──────── Data supplied ────────
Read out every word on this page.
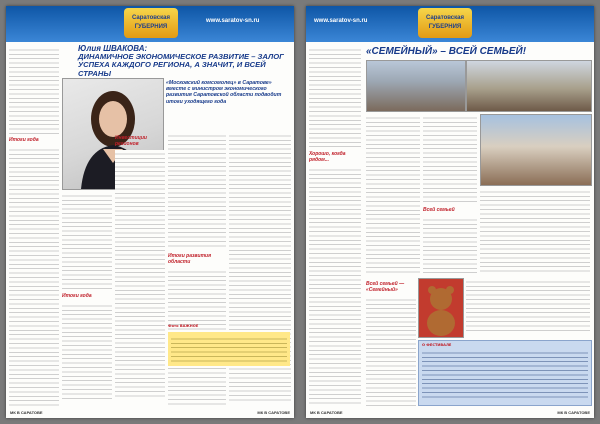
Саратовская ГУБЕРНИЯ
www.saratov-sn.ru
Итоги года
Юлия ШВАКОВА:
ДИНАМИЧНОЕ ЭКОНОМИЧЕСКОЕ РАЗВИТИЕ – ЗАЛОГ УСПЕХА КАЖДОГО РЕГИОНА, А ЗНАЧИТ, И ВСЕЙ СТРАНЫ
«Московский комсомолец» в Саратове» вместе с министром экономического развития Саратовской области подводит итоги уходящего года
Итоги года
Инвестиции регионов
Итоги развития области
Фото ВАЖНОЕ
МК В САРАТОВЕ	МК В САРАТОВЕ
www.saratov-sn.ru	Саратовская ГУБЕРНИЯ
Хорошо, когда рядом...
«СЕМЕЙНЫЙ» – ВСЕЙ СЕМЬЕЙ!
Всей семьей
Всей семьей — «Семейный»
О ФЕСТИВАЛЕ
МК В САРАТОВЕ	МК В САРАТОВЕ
────────
Pull out all lines in the data above that include "области".

«Московский комсомолец» в Саратове» вместе с министром экономического развития Саратовской области подводит итоги уходящего года
Итоги развития области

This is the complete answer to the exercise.